[Source data]
****************************************

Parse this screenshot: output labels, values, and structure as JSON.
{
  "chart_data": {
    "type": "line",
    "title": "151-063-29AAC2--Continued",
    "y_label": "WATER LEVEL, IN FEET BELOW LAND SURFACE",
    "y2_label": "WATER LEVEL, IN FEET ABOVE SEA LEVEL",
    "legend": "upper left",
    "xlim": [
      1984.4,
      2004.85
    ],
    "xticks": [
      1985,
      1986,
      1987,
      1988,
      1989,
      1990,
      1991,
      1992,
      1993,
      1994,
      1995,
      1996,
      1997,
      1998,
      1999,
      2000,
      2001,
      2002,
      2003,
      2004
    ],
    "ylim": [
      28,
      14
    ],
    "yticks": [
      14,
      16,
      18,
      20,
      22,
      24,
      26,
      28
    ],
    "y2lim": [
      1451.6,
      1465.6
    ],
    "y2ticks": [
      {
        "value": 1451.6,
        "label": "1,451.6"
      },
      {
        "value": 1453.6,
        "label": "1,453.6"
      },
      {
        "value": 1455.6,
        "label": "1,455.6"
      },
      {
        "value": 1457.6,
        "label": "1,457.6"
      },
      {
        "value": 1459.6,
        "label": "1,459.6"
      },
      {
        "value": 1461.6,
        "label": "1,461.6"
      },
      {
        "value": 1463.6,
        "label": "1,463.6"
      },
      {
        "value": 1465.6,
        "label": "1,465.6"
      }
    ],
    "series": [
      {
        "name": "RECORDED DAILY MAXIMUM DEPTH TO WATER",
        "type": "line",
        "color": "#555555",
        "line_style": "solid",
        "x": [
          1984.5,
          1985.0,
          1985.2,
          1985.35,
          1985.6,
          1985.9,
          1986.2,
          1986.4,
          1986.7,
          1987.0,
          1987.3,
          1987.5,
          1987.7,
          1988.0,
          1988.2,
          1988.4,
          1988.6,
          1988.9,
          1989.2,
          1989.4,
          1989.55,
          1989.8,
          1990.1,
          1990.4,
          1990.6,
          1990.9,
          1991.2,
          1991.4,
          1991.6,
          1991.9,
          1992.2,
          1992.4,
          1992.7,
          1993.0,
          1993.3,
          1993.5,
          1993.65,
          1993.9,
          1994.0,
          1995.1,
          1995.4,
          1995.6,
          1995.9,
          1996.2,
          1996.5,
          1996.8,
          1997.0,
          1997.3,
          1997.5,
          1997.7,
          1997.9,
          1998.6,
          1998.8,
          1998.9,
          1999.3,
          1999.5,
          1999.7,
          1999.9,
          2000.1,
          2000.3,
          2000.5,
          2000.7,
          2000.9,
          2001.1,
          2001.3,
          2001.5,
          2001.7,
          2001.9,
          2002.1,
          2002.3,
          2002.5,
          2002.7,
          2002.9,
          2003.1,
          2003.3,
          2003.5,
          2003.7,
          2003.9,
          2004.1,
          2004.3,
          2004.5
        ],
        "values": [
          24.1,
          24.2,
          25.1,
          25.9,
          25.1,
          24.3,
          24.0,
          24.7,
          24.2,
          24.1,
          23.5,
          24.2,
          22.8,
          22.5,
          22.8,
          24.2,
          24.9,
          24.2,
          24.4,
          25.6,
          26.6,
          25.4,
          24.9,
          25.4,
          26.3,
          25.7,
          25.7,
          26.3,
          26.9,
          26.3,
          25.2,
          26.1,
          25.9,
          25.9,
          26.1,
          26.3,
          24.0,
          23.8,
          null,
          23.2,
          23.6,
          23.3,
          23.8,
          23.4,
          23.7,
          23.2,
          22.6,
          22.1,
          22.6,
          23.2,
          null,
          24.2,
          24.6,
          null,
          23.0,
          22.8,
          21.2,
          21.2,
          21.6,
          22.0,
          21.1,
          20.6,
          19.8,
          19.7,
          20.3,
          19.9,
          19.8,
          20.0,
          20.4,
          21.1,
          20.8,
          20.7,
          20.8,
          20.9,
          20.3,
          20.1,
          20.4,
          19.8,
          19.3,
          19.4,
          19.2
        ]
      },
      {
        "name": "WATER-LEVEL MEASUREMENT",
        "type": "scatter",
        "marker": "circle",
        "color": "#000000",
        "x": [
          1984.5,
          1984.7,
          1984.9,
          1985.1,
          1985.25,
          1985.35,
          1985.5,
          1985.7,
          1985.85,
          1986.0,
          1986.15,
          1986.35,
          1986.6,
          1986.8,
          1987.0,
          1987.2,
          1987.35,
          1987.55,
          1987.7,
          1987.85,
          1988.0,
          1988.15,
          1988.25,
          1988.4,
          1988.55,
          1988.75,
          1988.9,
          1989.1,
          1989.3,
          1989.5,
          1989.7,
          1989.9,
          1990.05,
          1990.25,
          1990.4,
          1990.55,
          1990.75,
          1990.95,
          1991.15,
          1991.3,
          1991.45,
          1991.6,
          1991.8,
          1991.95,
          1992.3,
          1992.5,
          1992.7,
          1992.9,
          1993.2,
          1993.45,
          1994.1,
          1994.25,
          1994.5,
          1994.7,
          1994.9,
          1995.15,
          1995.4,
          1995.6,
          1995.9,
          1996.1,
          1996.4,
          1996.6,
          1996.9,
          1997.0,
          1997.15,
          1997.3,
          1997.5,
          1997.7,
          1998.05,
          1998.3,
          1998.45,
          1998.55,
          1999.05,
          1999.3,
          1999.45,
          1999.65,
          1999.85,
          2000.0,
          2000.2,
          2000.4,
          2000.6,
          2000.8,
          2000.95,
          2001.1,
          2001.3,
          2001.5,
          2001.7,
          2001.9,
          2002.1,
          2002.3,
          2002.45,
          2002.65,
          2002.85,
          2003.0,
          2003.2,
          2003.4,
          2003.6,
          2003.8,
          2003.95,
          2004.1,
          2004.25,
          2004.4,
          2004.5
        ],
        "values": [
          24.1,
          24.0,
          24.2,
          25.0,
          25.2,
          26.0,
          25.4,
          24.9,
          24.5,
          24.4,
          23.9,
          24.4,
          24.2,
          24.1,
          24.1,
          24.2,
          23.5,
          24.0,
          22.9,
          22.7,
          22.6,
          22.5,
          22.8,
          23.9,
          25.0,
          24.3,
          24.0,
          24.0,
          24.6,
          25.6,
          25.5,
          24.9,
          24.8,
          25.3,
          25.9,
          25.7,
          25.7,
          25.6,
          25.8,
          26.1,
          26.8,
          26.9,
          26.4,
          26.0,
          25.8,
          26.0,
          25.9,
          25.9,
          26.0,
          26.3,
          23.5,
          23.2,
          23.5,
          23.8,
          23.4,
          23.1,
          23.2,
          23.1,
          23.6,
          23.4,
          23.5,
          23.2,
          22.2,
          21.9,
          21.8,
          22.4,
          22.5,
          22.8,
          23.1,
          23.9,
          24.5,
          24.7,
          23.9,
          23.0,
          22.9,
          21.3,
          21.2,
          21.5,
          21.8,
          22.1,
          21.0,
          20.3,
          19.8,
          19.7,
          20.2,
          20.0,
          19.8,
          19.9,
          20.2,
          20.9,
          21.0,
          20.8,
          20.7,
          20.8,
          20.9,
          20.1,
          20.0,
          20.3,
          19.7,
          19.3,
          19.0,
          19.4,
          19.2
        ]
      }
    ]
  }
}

****************************************

Type the whole listing again, unaltered.

### EXERCISE RESULT
Parse this screenshot: output labels, values, and structure as JSON.
{
  "chart_data": {
    "type": "line",
    "title": "151-063-29AAC2--Continued",
    "y_label": "WATER LEVEL, IN FEET BELOW LAND SURFACE",
    "y2_label": "WATER LEVEL, IN FEET ABOVE SEA LEVEL",
    "legend": "upper left",
    "xlim": [
      1984.4,
      2004.85
    ],
    "xticks": [
      1985,
      1986,
      1987,
      1988,
      1989,
      1990,
      1991,
      1992,
      1993,
      1994,
      1995,
      1996,
      1997,
      1998,
      1999,
      2000,
      2001,
      2002,
      2003,
      2004
    ],
    "ylim": [
      28,
      14
    ],
    "yticks": [
      14,
      16,
      18,
      20,
      22,
      24,
      26,
      28
    ],
    "y2lim": [
      1451.6,
      1465.6
    ],
    "y2ticks": [
      {
        "value": 1451.6,
        "label": "1,451.6"
      },
      {
        "value": 1453.6,
        "label": "1,453.6"
      },
      {
        "value": 1455.6,
        "label": "1,455.6"
      },
      {
        "value": 1457.6,
        "label": "1,457.6"
      },
      {
        "value": 1459.6,
        "label": "1,459.6"
      },
      {
        "value": 1461.6,
        "label": "1,461.6"
      },
      {
        "value": 1463.6,
        "label": "1,463.6"
      },
      {
        "value": 1465.6,
        "label": "1,465.6"
      }
    ],
    "series": [
      {
        "name": "RECORDED DAILY MAXIMUM DEPTH TO WATER",
        "type": "line",
        "color": "#555555",
        "line_style": "solid",
        "x": [
          1984.5,
          1985.0,
          1985.2,
          1985.35,
          1985.6,
          1985.9,
          1986.2,
          1986.4,
          1986.7,
          1987.0,
          1987.3,
          1987.5,
          1987.7,
          1988.0,
          1988.2,
          1988.4,
          1988.6,
          1988.9,
          1989.2,
          1989.4,
          1989.55,
          1989.8,
          1990.1,
          1990.4,
          1990.6,
          1990.9,
          1991.2,
          1991.4,
          1991.6,
          1991.9,
          1992.2,
          1992.4,
          1992.7,
          1993.0,
          1993.3,
          1993.5,
          1993.65,
          1993.9,
          1994.0,
          1995.1,
          1995.4,
          1995.6,
          1995.9,
          1996.2,
          1996.5,
          1996.8,
          1997.0,
          1997.3,
          1997.5,
          1997.7,
          1997.9,
          1998.6,
          1998.8,
          1998.9,
          1999.3,
          1999.5,
          1999.7,
          1999.9,
          2000.1,
          2000.3,
          2000.5,
          2000.7,
          2000.9,
          2001.1,
          2001.3,
          2001.5,
          2001.7,
          2001.9,
          2002.1,
          2002.3,
          2002.5,
          2002.7,
          2002.9,
          2003.1,
          2003.3,
          2003.5,
          2003.7,
          2003.9,
          2004.1,
          2004.3,
          2004.5
        ],
        "values": [
          24.1,
          24.2,
          25.1,
          25.9,
          25.1,
          24.3,
          24.0,
          24.7,
          24.2,
          24.1,
          23.5,
          24.2,
          22.8,
          22.5,
          22.8,
          24.2,
          24.9,
          24.2,
          24.4,
          25.6,
          26.6,
          25.4,
          24.9,
          25.4,
          26.3,
          25.7,
          25.7,
          26.3,
          26.9,
          26.3,
          25.2,
          26.1,
          25.9,
          25.9,
          26.1,
          26.3,
          24.0,
          23.8,
          null,
          23.2,
          23.6,
          23.3,
          23.8,
          23.4,
          23.7,
          23.2,
          22.6,
          22.1,
          22.6,
          23.2,
          null,
          24.2,
          24.6,
          null,
          23.0,
          22.8,
          21.2,
          21.2,
          21.6,
          22.0,
          21.1,
          20.6,
          19.8,
          19.7,
          20.3,
          19.9,
          19.8,
          20.0,
          20.4,
          21.1,
          20.8,
          20.7,
          20.8,
          20.9,
          20.3,
          20.1,
          20.4,
          19.8,
          19.3,
          19.4,
          19.2
        ]
      },
      {
        "name": "WATER-LEVEL MEASUREMENT",
        "type": "scatter",
        "marker": "circle",
        "color": "#000000",
        "x": [
          1984.5,
          1984.7,
          1984.9,
          1985.1,
          1985.25,
          1985.35,
          1985.5,
          1985.7,
          1985.85,
          1986.0,
          1986.15,
          1986.35,
          1986.6,
          1986.8,
          1987.0,
          1987.2,
          1987.35,
          1987.55,
          1987.7,
          1987.85,
          1988.0,
          1988.15,
          1988.25,
          1988.4,
          1988.55,
          1988.75,
          1988.9,
          1989.1,
          1989.3,
          1989.5,
          1989.7,
          1989.9,
          1990.05,
          1990.25,
          1990.4,
          1990.55,
          1990.75,
          1990.95,
          1991.15,
          1991.3,
          1991.45,
          1991.6,
          1991.8,
          1991.95,
          1992.3,
          1992.5,
          1992.7,
          1992.9,
          1993.2,
          1993.45,
          1994.1,
          1994.25,
          1994.5,
          1994.7,
          1994.9,
          1995.15,
          1995.4,
          1995.6,
          1995.9,
          1996.1,
          1996.4,
          1996.6,
          1996.9,
          1997.0,
          1997.15,
          1997.3,
          1997.5,
          1997.7,
          1998.05,
          1998.3,
          1998.45,
          1998.55,
          1999.05,
          1999.3,
          1999.45,
          1999.65,
          1999.85,
          2000.0,
          2000.2,
          2000.4,
          2000.6,
          2000.8,
          2000.95,
          2001.1,
          2001.3,
          2001.5,
          2001.7,
          2001.9,
          2002.1,
          2002.3,
          2002.45,
          2002.65,
          2002.85,
          2003.0,
          2003.2,
          2003.4,
          2003.6,
          2003.8,
          2003.95,
          2004.1,
          2004.25,
          2004.4,
          2004.5
        ],
        "values": [
          24.1,
          24.0,
          24.2,
          25.0,
          25.2,
          26.0,
          25.4,
          24.9,
          24.5,
          24.4,
          23.9,
          24.4,
          24.2,
          24.1,
          24.1,
          24.2,
          23.5,
          24.0,
          22.9,
          22.7,
          22.6,
          22.5,
          22.8,
          23.9,
          25.0,
          24.3,
          24.0,
          24.0,
          24.6,
          25.6,
          25.5,
          24.9,
          24.8,
          25.3,
          25.9,
          25.7,
          25.7,
          25.6,
          25.8,
          26.1,
          26.8,
          26.9,
          26.4,
          26.0,
          25.8,
          26.0,
          25.9,
          25.9,
          26.0,
          26.3,
          23.5,
          23.2,
          23.5,
          23.8,
          23.4,
          23.1,
          23.2,
          23.1,
          23.6,
          23.4,
          23.5,
          23.2,
          22.2,
          21.9,
          21.8,
          22.4,
          22.5,
          22.8,
          23.1,
          23.9,
          24.5,
          24.7,
          23.9,
          23.0,
          22.9,
          21.3,
          21.2,
          21.5,
          21.8,
          22.1,
          21.0,
          20.3,
          19.8,
          19.7,
          20.2,
          20.0,
          19.8,
          19.9,
          20.2,
          20.9,
          21.0,
          20.8,
          20.7,
          20.8,
          20.9,
          20.1,
          20.0,
          20.3,
          19.7,
          19.3,
          19.0,
          19.4,
          19.2
        ]
      }
    ]
  }
}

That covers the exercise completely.